• DIRECTIONS FOR THIS TASK:
Report all lines holding "icon".

─── EXERCISE MATERIAL

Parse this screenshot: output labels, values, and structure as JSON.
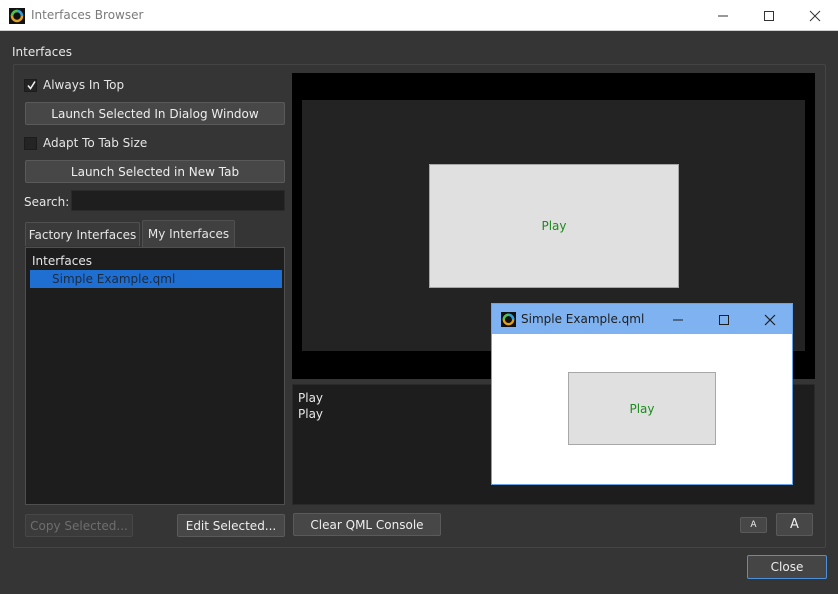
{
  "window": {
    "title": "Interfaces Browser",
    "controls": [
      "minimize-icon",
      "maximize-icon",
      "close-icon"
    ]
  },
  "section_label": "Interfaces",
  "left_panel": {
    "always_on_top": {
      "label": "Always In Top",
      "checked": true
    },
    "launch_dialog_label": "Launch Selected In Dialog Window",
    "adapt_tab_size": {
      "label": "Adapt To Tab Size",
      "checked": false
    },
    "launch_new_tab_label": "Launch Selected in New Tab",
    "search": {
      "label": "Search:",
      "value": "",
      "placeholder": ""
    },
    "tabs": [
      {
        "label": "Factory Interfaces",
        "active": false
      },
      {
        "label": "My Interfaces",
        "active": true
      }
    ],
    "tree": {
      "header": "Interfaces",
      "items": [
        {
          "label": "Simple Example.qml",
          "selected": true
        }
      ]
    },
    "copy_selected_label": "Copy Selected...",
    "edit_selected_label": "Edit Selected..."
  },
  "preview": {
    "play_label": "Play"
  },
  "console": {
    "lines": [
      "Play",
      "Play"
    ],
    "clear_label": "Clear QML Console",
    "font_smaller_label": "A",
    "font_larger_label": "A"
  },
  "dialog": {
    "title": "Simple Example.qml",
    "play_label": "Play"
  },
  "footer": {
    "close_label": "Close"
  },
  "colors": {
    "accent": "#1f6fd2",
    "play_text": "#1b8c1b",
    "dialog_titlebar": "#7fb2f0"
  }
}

──────

• ANSWER TO THE PROBLEM:
      "minimize-icon",
      "maximize-icon",
      "close-icon"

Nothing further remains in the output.